### About this task
In the comment thread on class attendance below, translate the sentence "He believed in having the least intrusive environment possible." into Spanish.

### Reading passage
━━━━━━
If Harvard Students don't go to class, what's the difference between them and the University of Phoenix?

John Lynch said...

Why not have punch clocks?

Too 19th century? Too working class?

John Lynch said...

My father never took attendance in his classes. If the students were not there they would not learn and would fail the exams. They were adults and that was their problem.

The exams were always in-class essays.

He believed in having the least intrusive environment possible. Learning, not control, was the goal.

He also thought Milton Friedman had it right. He taught economics.

Todd said...

Milton Friedman, w00t w00t!

HoodlumDoodlum said...

Ann Althouse said...I thought my description explained that. Face recognition, expression reading, and correlation of the point being made in class and the expression on the face, something that happens 100 times in one class hour. It would have to be your face and you'd have to be reacting appropriately to what you were hearing.

Why would it have to be your face? Your future face reading tech would be succeptible to future face reader-spoofing tech, right? It's like saying your lock is secure because only your key fits it--lockpicks exist, etc.

The idea of expression-reading is neat but I wonder how you'd set the trigger. I've had difficult classes where I struggled to follow a lecture or presentation during the class, but later at home went back over my notes or the reading and understood. Would your AI note that I looked lost in class and harm my participation grade? If it's looking for a particular expression or facial response the "faking" would be adopting that visage or projecting that countenance during class time--paradoxically striving to have the correct appearance during class could require more effort than listening closely/applying thought to the material, so that method of measurement could result in less of what you actually want.

My quibbles are with "it'd have to be your face" (which, yes, probably, but that's still subject to fakery) and what an "appropriate response" actually is + how that would be measured.

Achilles said...

MadisonMan said...
Link)

"Wonder why education is so expensive? It's because Universities hire Vice-Provosts (!!) to do stupid stuff like this. I wonder what this whole thing cost, and who is paying for it"

Cost: Lots.

Who is paying for it: us.

The Federal student loan program has massively inflated tuition and created a generation of debtors. All of that debt owed by college students has gone to funding a massive education bureaucracy filled with useless administrators. It is all a jobs program for womens studies majors.

And it is nondischargeable.

MadisonMan said...

How many times, when the Harvard tag is used, is the lameness or stupid tag not also used? Zero?

Sam L. said...

I vote Lame/Lame-O/Stupefyingly Lame, if you get my drift.

MadisonMan said...

Actual answer: Surprisingly rare is the juxtaposition of the Harvard and Lameness/Stupid tags.

HoodlumDoodlum said...

Ann Althouse said...and correlation of the point being made in class and the expression on the face, something that happens 100 times in one class hour.

To expand on my point just a bit, I assume you don't mean that the reaction(s) to the points being made (on avg 1 every 36 seconds!) should all be the same, do you? Some points would be designed to elicit a response of "I get it" but some should elicit confusion while the student thinks further, or perhaps amusement at a joke, and so on, right? If so you'd need the AI to understand the correct response for each point (in order for it to "grade" for deviations), and to do that you'd need to program that desired response along with the material ahead of time. You'd need to deliver the material in the same manner every time, too. Alternately you could teach the AI what to expect from the material/your lecture and judge accordingly, but you'd have to validate that somehow on the front end and-more seriously-once you have AI capable of doing that you probably don't need the law professor at all.

Anonymous said...

Is there a, "...banality of evil," tag?
━━━━━━
### Data shown
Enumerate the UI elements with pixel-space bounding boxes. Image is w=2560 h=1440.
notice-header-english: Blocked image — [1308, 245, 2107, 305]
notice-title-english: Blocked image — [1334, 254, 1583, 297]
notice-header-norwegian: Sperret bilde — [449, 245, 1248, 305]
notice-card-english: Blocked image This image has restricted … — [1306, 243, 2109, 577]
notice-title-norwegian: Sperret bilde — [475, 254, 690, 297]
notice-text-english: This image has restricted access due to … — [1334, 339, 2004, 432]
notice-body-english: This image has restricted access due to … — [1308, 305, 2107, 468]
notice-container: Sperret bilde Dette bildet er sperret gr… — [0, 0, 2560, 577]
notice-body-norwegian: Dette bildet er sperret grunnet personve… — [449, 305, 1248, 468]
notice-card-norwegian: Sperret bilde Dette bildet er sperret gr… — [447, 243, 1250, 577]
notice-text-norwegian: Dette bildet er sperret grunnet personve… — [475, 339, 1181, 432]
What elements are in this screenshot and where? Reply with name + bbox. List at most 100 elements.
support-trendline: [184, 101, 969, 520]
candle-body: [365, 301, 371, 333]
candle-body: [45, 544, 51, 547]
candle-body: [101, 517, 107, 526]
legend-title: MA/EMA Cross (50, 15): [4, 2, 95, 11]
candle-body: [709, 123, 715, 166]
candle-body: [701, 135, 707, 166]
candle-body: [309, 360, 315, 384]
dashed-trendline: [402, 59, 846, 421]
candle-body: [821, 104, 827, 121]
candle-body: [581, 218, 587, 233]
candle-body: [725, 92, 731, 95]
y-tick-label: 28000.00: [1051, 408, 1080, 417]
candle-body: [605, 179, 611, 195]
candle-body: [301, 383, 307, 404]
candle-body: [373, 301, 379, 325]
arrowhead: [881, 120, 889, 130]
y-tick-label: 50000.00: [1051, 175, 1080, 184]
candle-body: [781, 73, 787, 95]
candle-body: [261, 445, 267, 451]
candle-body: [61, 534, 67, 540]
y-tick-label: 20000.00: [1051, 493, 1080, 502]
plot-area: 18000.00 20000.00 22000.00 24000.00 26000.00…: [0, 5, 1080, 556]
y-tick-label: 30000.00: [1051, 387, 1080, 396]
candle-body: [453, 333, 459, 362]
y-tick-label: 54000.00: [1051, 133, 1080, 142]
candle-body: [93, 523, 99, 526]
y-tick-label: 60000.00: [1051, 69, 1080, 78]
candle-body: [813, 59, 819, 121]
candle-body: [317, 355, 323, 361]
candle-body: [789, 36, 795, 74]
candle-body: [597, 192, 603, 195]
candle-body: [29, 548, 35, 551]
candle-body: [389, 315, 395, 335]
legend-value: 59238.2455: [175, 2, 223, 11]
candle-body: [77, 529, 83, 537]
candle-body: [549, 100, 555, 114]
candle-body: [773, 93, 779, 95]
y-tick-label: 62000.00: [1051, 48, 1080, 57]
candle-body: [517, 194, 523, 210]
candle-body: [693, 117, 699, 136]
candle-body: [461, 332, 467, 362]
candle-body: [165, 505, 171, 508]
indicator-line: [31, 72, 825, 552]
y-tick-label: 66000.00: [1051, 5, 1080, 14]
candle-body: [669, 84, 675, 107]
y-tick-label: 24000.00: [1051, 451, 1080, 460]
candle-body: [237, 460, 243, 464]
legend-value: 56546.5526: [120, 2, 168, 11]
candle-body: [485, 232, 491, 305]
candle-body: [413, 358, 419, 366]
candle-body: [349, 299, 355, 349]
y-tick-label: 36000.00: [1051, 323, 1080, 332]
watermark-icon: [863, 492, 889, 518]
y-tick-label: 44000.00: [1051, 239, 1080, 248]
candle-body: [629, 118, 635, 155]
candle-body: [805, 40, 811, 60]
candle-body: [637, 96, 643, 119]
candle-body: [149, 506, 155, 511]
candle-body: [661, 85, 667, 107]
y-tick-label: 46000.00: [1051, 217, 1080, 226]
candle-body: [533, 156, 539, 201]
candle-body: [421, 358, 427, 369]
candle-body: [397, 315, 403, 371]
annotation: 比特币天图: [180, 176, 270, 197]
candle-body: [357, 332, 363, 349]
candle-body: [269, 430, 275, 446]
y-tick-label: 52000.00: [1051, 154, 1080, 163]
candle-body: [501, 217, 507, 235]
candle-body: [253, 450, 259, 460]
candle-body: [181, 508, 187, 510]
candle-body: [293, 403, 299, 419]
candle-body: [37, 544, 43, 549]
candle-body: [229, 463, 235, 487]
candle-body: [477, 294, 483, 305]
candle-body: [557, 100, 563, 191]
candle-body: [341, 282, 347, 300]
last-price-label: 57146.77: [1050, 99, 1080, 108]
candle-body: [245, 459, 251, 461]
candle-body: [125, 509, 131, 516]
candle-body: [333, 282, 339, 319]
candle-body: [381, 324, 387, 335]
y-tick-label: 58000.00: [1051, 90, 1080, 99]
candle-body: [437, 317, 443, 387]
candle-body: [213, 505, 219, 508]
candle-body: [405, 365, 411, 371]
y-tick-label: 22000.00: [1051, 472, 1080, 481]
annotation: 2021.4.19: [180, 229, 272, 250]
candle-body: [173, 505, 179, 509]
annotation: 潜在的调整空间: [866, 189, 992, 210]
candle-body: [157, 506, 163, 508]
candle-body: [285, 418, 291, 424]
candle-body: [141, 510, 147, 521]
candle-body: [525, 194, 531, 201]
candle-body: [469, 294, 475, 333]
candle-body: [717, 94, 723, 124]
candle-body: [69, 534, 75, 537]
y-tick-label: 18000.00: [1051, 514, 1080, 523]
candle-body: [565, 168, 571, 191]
━━━━━━
### Solution for this task
Él creía en tener el entorno menos intrusivo posible.